INSTRUCTIONS FOR THE TASK — Continue the text on modern US endurance UAVs below, picking up after its final sentence.

EXCERPTED TEXT —
______________________________

Modern US endurance UAVs

RQ-3A Darkstar UAV / classified Darkstar follow-on

The Gnat 750 and Predator were the first in a series of "Tier UAVs" considered by the US Air Force. In the USAF plan, the Gnat 750 was known as "Tier 1", while the Predator was known as "Tier 2". The original expectation was that the series would then move on to a very large and powerful long-range UAV known as "Tier 3", something along the lines of a B-2 Stealth bomber, but Tier 3 proved overambitious and was cancelled.

In place of Tier 3, the USAF decided to develop a smaller "Tier 3-" UAV designated the "Darkstar", and a "Tier 2+" UAV, something like a "super Predator", the Teledyne-Ryan "Global Hawk".

The Lockheed Martin / Boeing Tier 3- Darkstar was a stealthy design that resembled a big pumpkin seed with a long straight wing at the rear. It was to send real-time still images produced by either SAR or EO sensors, though it didn't have the capacity to carry both sensors at the same time. Data was to be returned using a satellite communications link with a bandwidth of 1.5 megabits per second. The Darkstar was intended to penetrate protected airspace to observe high-value targets for a limited amount of time. Range and endurance were intended to be similar to that of the Predator, though the Darkstar's sensor suite could cover over twice the area, and of course it was harder to detect.

The Darkstar was powered by a Williams Research FJ-44-1A turbofan engine with 8.46 kN (862 kgf / 1,900 lbf) thrust, and could carry a 450 kilogram (1,000 pound) payload. The UAV was to cost about $10 million USD each.

The Darkstar was unlucky. On its second takeoff in the spring of 1996, it stood up on one wing and slammed into the runway, bursting into fire and smoke. An analysis of the failure showed flight software and takeoff procedures to be faulty.

The Air Force and the contractors didn't give up right away, and a redesigned Darkstar, now formally designated "RQ-3A", flew in the early summer of 1998. However, the program was still unhealthy, and the Darkstar was cancelled in early 1999. Although flight tests were generally satisfactory, the Darkstar was by no means close to being a useful operational system. Building an actual operational UAV based on the Darkstar would have required major redesign and improvement, and the costs were more than the Air Force was willing to spend.

The unnamed UAV's payload was described as less than that of a Lockheed U-2, featuring a "low probability of intercept (LPI)" SAR and electro-optic sensors, along with a satcom datalink. Range was less than that of the Global Hawk, described below, though cost is described as several times greater. The Air Force wanted to conduct the operational evaluation to see if putting the new machine into production was worthwhile. The most likely operational base for the UAV was Al Udeid Air Base in Qatar, which has extensive and well-developed facilities, is near to Iraq, and was off-limits to reporters during the invasion of Iraq.

______________________________

ENTRIES —

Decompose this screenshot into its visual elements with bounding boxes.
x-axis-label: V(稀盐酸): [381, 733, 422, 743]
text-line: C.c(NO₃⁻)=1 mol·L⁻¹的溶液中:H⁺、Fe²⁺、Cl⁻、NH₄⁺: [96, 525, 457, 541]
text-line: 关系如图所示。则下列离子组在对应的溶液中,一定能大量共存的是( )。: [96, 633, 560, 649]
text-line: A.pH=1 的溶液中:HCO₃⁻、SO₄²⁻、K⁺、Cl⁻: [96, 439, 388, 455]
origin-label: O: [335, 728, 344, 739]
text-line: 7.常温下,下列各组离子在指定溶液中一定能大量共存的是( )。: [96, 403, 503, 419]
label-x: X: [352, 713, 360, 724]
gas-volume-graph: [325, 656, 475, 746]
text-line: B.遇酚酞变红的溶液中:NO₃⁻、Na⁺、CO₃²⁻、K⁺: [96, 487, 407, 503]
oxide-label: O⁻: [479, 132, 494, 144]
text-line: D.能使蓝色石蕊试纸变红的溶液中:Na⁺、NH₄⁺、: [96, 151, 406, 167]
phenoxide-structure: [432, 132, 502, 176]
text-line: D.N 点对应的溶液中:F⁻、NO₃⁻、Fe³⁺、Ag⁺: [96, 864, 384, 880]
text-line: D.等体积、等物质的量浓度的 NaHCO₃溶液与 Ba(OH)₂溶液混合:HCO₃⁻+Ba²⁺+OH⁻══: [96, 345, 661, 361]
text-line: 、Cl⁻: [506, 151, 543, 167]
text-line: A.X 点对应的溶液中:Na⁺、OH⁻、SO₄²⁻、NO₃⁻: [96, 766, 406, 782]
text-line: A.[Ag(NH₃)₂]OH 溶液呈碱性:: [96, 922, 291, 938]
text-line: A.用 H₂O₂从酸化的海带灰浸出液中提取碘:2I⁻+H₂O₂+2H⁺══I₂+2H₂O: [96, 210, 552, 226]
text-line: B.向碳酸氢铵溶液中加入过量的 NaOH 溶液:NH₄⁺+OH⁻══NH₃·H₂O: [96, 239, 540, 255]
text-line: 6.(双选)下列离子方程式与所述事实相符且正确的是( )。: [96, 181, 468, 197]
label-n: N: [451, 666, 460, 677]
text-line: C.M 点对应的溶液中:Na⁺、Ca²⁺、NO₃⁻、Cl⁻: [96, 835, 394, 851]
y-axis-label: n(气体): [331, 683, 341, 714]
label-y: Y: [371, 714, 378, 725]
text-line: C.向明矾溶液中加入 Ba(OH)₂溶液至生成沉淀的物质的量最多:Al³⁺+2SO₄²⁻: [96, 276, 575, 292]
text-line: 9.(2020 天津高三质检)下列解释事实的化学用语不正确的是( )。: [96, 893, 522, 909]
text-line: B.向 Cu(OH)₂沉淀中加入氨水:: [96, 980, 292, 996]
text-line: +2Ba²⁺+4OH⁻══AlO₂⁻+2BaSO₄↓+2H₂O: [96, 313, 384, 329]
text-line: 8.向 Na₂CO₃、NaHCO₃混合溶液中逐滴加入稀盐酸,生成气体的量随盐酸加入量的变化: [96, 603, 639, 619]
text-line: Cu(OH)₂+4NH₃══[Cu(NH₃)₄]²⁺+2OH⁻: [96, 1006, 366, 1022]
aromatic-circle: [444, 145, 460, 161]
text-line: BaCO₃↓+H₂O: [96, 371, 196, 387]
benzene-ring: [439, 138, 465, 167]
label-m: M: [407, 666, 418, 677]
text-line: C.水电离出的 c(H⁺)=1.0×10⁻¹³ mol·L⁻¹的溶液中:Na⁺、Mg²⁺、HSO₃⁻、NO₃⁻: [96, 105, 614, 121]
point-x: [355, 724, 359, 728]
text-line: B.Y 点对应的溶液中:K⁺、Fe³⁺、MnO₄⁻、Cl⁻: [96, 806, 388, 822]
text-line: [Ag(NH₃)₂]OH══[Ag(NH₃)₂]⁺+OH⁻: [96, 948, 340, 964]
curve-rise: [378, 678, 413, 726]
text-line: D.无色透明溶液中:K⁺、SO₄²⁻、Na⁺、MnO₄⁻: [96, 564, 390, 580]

______________________________

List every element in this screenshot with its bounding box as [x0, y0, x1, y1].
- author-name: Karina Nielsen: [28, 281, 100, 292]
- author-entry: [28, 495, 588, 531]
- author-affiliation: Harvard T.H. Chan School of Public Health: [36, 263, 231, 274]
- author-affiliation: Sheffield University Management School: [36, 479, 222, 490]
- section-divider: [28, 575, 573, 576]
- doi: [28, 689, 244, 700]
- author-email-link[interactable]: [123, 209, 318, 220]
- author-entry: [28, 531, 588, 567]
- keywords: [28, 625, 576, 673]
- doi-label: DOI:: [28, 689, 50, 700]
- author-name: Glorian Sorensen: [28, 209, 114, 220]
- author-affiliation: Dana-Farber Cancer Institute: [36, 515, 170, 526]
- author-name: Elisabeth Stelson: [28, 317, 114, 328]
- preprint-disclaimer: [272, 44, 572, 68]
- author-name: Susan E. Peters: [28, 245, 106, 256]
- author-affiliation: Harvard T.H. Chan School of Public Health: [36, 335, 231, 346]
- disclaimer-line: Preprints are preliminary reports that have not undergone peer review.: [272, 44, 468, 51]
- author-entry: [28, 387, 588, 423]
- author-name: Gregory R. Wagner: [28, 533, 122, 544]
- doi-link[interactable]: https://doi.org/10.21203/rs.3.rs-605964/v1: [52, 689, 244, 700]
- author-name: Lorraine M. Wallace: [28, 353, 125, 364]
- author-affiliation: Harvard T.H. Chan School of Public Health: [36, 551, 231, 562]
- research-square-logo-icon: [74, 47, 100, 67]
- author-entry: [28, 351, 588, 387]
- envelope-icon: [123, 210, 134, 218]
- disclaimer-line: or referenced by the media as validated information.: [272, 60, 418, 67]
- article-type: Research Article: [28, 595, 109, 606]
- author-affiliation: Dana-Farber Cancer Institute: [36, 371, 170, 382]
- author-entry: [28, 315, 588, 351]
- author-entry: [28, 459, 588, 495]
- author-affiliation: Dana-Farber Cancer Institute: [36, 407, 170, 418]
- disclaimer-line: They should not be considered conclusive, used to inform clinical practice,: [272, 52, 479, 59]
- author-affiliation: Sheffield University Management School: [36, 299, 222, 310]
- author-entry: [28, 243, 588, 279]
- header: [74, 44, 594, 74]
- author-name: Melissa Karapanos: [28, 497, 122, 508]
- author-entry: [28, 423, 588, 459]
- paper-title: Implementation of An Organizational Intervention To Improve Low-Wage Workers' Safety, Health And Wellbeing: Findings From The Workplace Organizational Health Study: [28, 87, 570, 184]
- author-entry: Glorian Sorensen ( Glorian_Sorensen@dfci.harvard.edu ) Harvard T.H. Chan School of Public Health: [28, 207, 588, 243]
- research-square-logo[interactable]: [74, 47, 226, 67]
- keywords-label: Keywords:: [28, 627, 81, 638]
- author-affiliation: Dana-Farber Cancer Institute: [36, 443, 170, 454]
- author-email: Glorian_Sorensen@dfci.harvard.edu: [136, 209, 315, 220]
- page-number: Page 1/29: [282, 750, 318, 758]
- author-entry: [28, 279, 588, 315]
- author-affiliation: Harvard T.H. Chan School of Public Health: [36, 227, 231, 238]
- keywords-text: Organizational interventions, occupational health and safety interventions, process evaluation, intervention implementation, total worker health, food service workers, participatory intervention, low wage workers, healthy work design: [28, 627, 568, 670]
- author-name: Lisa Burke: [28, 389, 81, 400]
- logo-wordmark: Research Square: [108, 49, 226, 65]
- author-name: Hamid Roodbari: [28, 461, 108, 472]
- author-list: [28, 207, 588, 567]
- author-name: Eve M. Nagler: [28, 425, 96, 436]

______________________________

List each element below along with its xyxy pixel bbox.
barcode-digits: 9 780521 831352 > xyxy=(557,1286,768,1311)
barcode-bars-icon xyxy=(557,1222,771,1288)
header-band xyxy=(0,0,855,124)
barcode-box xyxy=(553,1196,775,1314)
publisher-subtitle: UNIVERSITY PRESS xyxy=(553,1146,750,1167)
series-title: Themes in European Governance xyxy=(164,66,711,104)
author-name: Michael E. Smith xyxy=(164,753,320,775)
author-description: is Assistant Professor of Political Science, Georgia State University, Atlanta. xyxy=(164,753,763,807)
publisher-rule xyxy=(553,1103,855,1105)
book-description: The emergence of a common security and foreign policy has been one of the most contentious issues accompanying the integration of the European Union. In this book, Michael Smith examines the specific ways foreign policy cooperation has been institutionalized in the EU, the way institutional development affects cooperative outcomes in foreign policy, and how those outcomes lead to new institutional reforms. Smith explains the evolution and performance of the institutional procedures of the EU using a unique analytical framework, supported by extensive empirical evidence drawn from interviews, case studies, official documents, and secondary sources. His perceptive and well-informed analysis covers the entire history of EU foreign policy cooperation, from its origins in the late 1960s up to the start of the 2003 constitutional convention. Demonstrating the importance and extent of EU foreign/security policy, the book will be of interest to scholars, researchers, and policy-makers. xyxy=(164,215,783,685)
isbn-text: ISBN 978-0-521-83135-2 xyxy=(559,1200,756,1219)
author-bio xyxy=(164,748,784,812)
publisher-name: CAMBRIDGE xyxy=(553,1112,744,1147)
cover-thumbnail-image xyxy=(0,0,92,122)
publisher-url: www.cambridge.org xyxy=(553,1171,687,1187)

______________________________

ANSWER TO THIS PROBLEM —
Sources have also leaked information about a roughly comparable Boeing effort to develop a stealth UAV test bed. This particular machine is said to have been flown in a wide range of configurations, with different tails, noses, and wings, to validate stealth concepts.

This UAV was declassified in 2006 as the Lockheed Martin Polecat.

Northrop Grumman RQ-4A Global Hawk/sensor craft

With the death of the Darkstar, the Ryan RQ-4A Global Hawk became the Air Force's great hope for a strategic UAV reconnaissance platform. With the purchase of Ryan by Northrop Grumman in July 1999, the aircraft became the Northrop Grumman Global Hawk.

The Global Hawk is not particularly stealthy, but it has sophisticated long-range sensors to allow it to operate outside of hostile air defenses, and can survey as much as 100,000 square kilometers (39,000 sq mi) of terrain a day. In comparison to the Predator, if a Global Hawk were flown out of San Francisco, it would be able to operate in Maine for 24 hours, observe a 370 x 370 kilometer (230 x 230 mile) grid, and then fly back home.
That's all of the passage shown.